### INSTRUCTION
Return all entries word for word, but drop any images.

────

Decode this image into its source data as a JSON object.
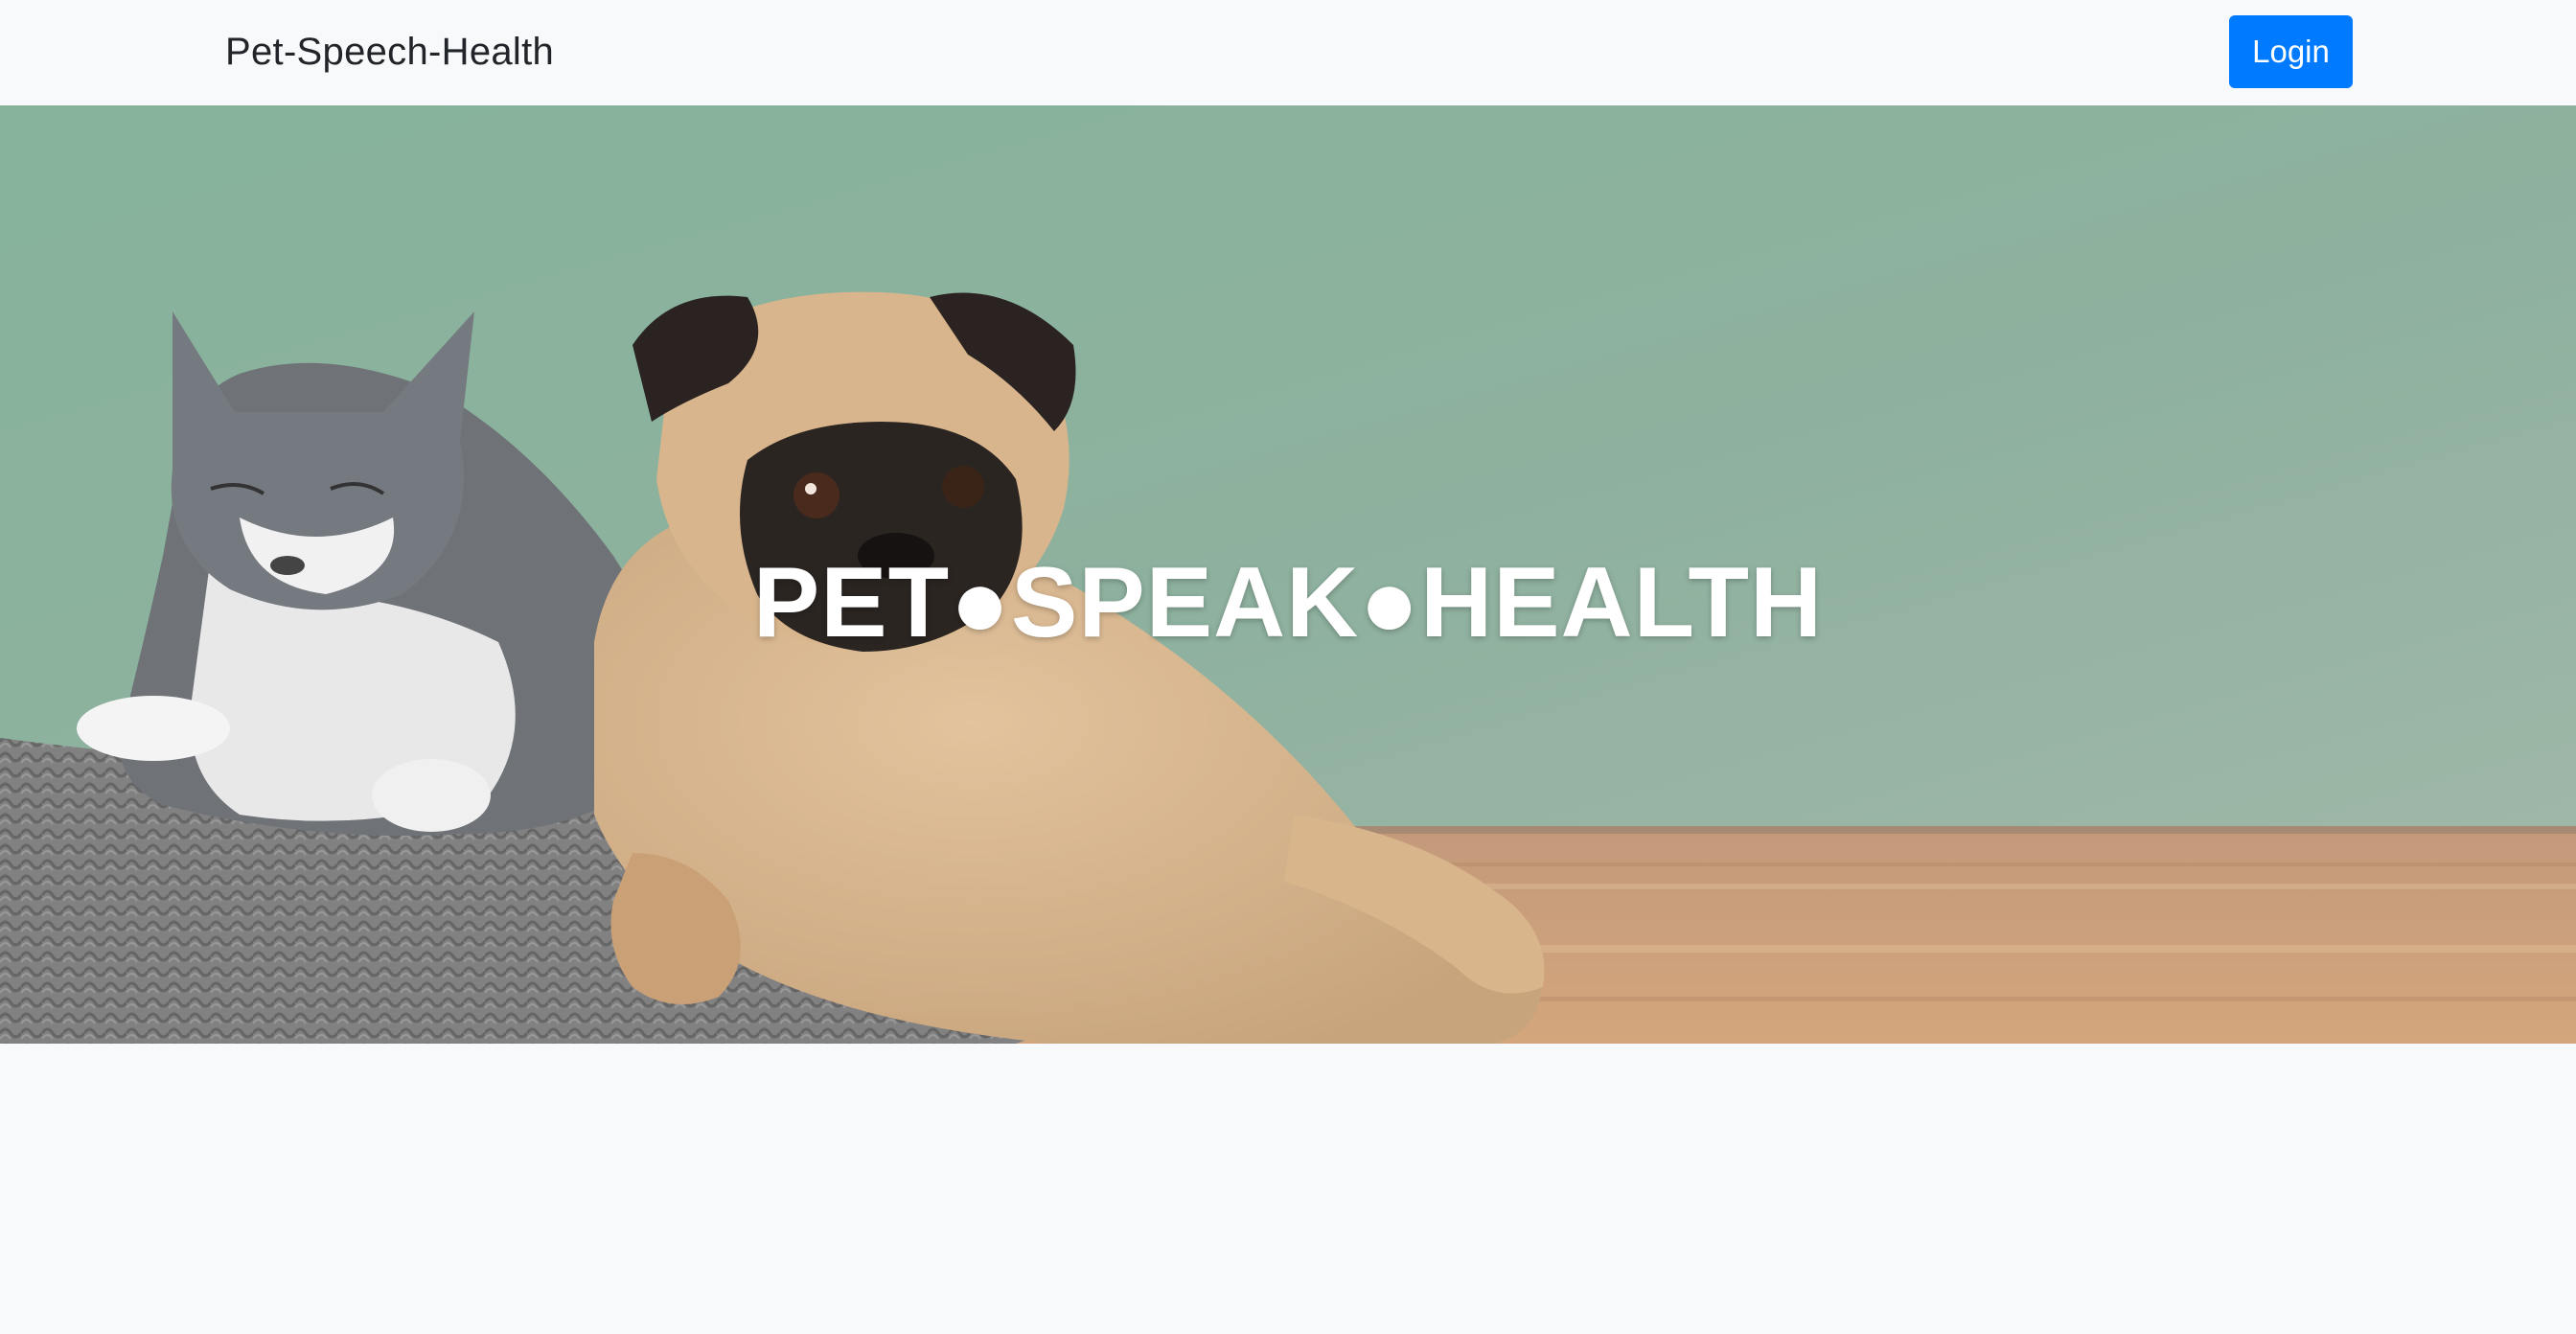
{
  "navbar": {
    "brand": "Pet-Speech-Health",
    "login_label": "Login"
  },
  "hero": {
    "title": "PET●SPEAK●HEALTH",
    "image_alt": "Gray and white cat and a pug lying on a knitted pillow"
  },
  "colors": {
    "primary_button": "#007bff",
    "navbar_bg": "#f8f9fa",
    "wall": "#8fb4a2",
    "floor": "#c49a76"
  }
}
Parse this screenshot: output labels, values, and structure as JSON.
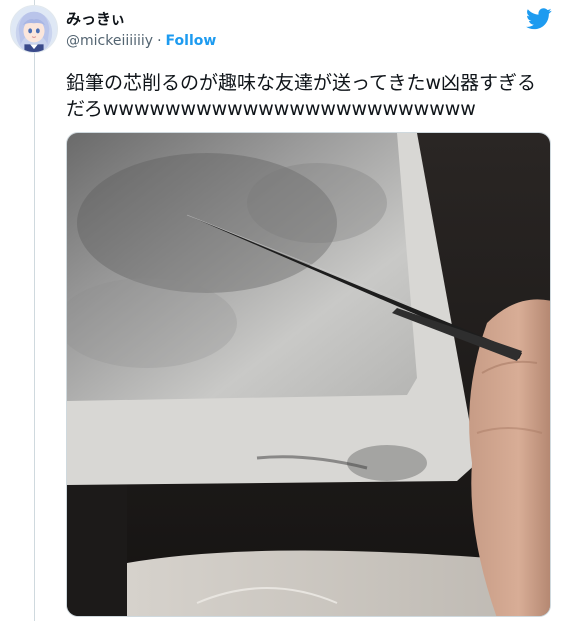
{
  "tweet": {
    "display_name": "みっきぃ",
    "handle": "@mickeiiiiiiy",
    "separator": "·",
    "follow_label": "Follow",
    "text": "鉛筆の芯削るのが趣味な友達が送ってきたw凶器すぎるだろwwwwwwwwwwwwwwwwwwwwwwww"
  },
  "icons": {
    "brand": "twitter-bird-icon",
    "brand_color": "#1d9bf0"
  },
  "media": {
    "kind": "photo",
    "subject": "sharpened-pencil-lead-on-paper"
  }
}
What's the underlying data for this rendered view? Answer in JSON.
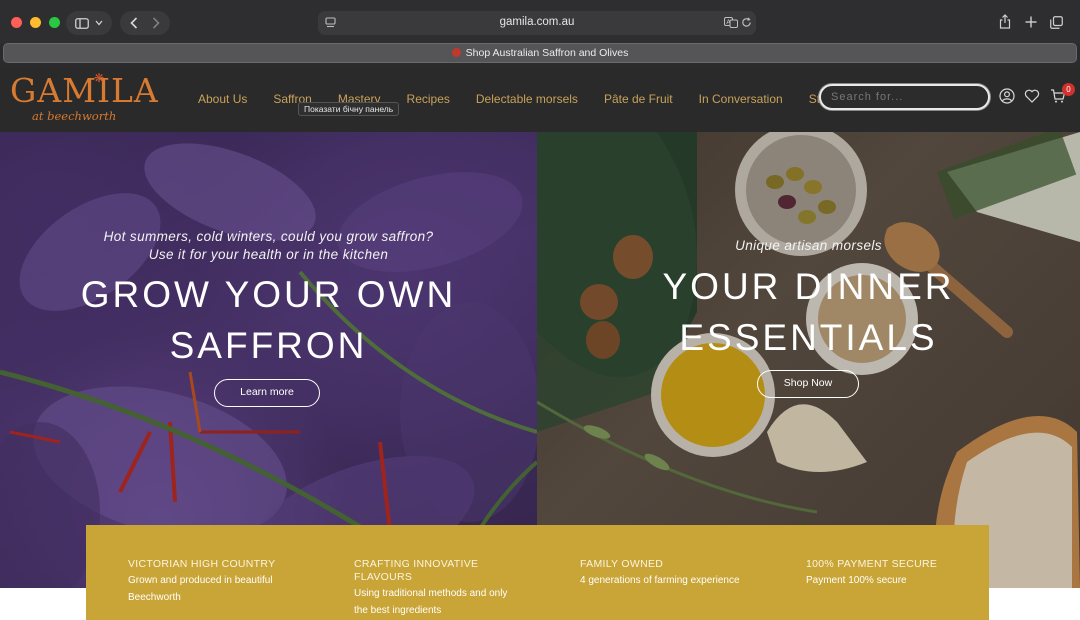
{
  "browser": {
    "url": "gamila.com.au",
    "tab_title": "Shop Australian Saffron and Olives"
  },
  "site": {
    "logo_text": "GAMILA",
    "logo_sub": "at beechworth",
    "nav": [
      "About Us",
      "Saffron",
      "Mastery",
      "Recipes",
      "Delectable morsels",
      "Pâte de Fruit",
      "In Conversation",
      "Stockists"
    ],
    "tooltip": "Показати бічну панель",
    "search_placeholder": "Search for...",
    "cart_count": "0"
  },
  "hero_left": {
    "subtitle_line1": "Hot summers, cold winters, could you grow saffron?",
    "subtitle_line2": "Use it for your health or in the kitchen",
    "title_line1": "GROW YOUR OWN",
    "title_line2": "SAFFRON",
    "button": "Learn more"
  },
  "hero_right": {
    "subtitle": "Unique artisan morsels",
    "title_line1": "YOUR DINNER",
    "title_line2": "ESSENTIALS",
    "button": "Shop Now"
  },
  "features": [
    {
      "title": "VICTORIAN HIGH COUNTRY",
      "text": "Grown and produced in beautiful Beechworth"
    },
    {
      "title": "CRAFTING INNOVATIVE FLAVOURS",
      "text": "Using traditional methods and only the best ingredients"
    },
    {
      "title": "FAMILY OWNED",
      "text": "4 generations of farming experience"
    },
    {
      "title": "100% PAYMENT SECURE",
      "text": "Payment 100% secure"
    }
  ],
  "colors": {
    "brand_orange": "#d77a32",
    "nav_gold": "#c8a25a",
    "feature_band": "#c9a436"
  }
}
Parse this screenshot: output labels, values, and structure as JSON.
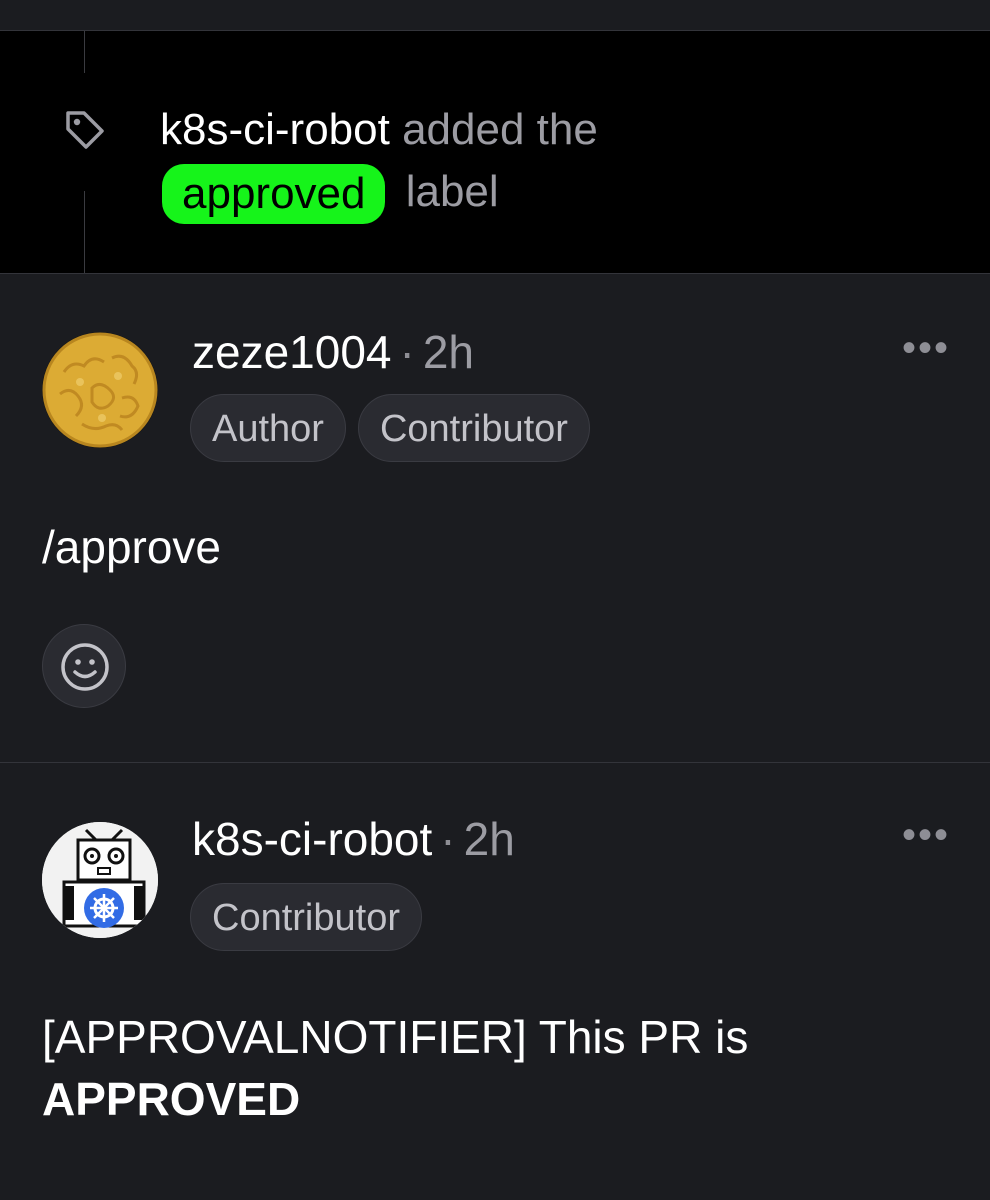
{
  "event": {
    "actor": "k8s-ci-robot",
    "action": "added the",
    "label": "approved",
    "suffix": "label",
    "icon": "tag-icon",
    "label_color": "#16f41a"
  },
  "comments": [
    {
      "author": "zeze1004",
      "separator": "·",
      "time": "2h",
      "badges": [
        "Author",
        "Contributor"
      ],
      "body": "/approve",
      "more_icon": "•••",
      "reaction_icon": "smiley-icon"
    },
    {
      "author": "k8s-ci-robot",
      "separator": "·",
      "time": "2h",
      "badges": [
        "Contributor"
      ],
      "body_line1": "[APPROVALNOTIFIER] This PR is",
      "body_line2": "APPROVED",
      "more_icon": "•••"
    }
  ]
}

────

### SOLUTION
Decode this image into its source data as a JSON object.
{
  "navbar": {
    "brand": "Pet-Speech-Health",
    "login_label": "Login"
  },
  "hero": {
    "title": "PET●SPEAK●HEALTH",
    "image_alt": "Gray and white cat and a pug lying on a knitted pillow"
  },
  "colors": {
    "primary_button": "#007bff",
    "navbar_bg": "#f8f9fa",
    "wall": "#8fb4a2",
    "floor": "#c49a76"
  }
}
Parse this screenshot: output labels, values, and structure as JSON.
{
  "tweet": {
    "display_name": "みっきぃ",
    "handle": "@mickeiiiiiiy",
    "separator": "·",
    "follow_label": "Follow",
    "text": "鉛筆の芯削るのが趣味な友達が送ってきたw凶器すぎるだろwwwwwwwwwwwwwwwwwwwwwwww"
  },
  "icons": {
    "brand": "twitter-bird-icon",
    "brand_color": "#1d9bf0"
  },
  "media": {
    "kind": "photo",
    "subject": "sharpened-pencil-lead-on-paper"
  }
}
What's the underlying data for this rendered view? Answer in JSON.
{
  "browser": {
    "url": "gamila.com.au",
    "tab_title": "Shop Australian Saffron and Olives"
  },
  "site": {
    "logo_text": "GAMILA",
    "logo_sub": "at beechworth",
    "nav": [
      "About Us",
      "Saffron",
      "Mastery",
      "Recipes",
      "Delectable morsels",
      "Pâte de Fruit",
      "In Conversation",
      "Stockists"
    ],
    "tooltip": "Показати бічну панель",
    "search_placeholder": "Search for...",
    "cart_count": "0"
  },
  "hero_left": {
    "subtitle_line1": "Hot summers, cold winters, could you grow saffron?",
    "subtitle_line2": "Use it for your health or in the kitchen",
    "title_line1": "GROW YOUR OWN",
    "title_line2": "SAFFRON",
    "button": "Learn more"
  },
  "hero_right": {
    "subtitle": "Unique artisan morsels",
    "title_line1": "YOUR DINNER",
    "title_line2": "ESSENTIALS",
    "button": "Shop Now"
  },
  "features": [
    {
      "title": "VICTORIAN HIGH COUNTRY",
      "text": "Grown and produced in beautiful Beechworth"
    },
    {
      "title": "CRAFTING INNOVATIVE FLAVOURS",
      "text": "Using traditional methods and only the best ingredients"
    },
    {
      "title": "FAMILY OWNED",
      "text": "4 generations of farming experience"
    },
    {
      "title": "100% PAYMENT SECURE",
      "text": "Payment 100% secure"
    }
  ],
  "colors": {
    "brand_orange": "#d77a32",
    "nav_gold": "#c8a25a",
    "feature_band": "#c9a436"
  }
}
Parse this screenshot: output labels, values, and structure as JSON.
{
  "event": {
    "actor": "k8s-ci-robot",
    "action": "added the",
    "label": "approved",
    "suffix": "label",
    "icon": "tag-icon",
    "label_color": "#16f41a"
  },
  "comments": [
    {
      "author": "zeze1004",
      "separator": "·",
      "time": "2h",
      "badges": [
        "Author",
        "Contributor"
      ],
      "body": "/approve",
      "more_icon": "•••",
      "reaction_icon": "smiley-icon"
    },
    {
      "author": "k8s-ci-robot",
      "separator": "·",
      "time": "2h",
      "badges": [
        "Contributor"
      ],
      "body_line1": "[APPROVALNOTIFIER] This PR is",
      "body_line2": "APPROVED",
      "more_icon": "•••"
    }
  ]
}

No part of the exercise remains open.